■ DATA FOR THIS TASK ■

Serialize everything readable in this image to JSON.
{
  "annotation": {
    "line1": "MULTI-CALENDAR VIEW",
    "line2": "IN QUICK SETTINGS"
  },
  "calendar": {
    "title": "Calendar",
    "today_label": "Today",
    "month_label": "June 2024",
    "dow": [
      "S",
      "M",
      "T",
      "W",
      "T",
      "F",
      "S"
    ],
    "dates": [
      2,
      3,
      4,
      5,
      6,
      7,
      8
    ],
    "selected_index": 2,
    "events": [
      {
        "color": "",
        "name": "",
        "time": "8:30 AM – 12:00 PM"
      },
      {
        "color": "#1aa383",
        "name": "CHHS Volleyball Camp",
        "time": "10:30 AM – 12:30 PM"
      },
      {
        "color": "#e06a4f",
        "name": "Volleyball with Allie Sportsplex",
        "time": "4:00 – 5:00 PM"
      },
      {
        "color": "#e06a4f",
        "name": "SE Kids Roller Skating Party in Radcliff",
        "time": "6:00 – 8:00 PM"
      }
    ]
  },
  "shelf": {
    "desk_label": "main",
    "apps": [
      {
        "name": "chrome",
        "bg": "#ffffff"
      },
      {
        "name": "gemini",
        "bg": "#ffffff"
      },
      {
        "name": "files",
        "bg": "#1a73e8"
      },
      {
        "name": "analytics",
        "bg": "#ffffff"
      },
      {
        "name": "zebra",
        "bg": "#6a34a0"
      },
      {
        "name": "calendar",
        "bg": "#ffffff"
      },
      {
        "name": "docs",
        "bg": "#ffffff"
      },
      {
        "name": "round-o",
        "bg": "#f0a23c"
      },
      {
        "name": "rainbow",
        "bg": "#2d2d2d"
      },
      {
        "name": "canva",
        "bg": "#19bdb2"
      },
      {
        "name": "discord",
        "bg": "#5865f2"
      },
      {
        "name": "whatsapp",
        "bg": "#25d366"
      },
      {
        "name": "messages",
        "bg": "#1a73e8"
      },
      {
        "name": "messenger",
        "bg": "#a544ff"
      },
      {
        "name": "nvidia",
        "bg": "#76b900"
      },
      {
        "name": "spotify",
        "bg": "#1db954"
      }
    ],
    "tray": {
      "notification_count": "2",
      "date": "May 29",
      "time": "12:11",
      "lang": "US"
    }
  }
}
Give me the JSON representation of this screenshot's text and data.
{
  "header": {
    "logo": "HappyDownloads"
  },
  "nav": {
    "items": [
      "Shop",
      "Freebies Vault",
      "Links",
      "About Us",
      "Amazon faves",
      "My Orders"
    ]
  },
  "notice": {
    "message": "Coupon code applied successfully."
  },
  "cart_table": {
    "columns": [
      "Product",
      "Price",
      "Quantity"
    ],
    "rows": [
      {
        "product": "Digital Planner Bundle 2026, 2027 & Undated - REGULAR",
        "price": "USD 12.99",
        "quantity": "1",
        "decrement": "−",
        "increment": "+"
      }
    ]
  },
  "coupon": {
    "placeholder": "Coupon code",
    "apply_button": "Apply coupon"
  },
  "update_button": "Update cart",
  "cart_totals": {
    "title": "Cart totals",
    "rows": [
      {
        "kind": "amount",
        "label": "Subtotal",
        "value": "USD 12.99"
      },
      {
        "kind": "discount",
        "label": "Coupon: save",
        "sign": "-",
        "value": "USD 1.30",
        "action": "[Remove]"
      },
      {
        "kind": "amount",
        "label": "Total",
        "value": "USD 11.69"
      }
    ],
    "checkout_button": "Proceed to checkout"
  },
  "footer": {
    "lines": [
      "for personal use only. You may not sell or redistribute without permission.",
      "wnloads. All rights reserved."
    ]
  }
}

■ PROBLEM TO SOLVE ■
Reply with nothing except the number of lines in the listing above that include the string "JSON".

■ ANSWER TO THIS TASK ■
2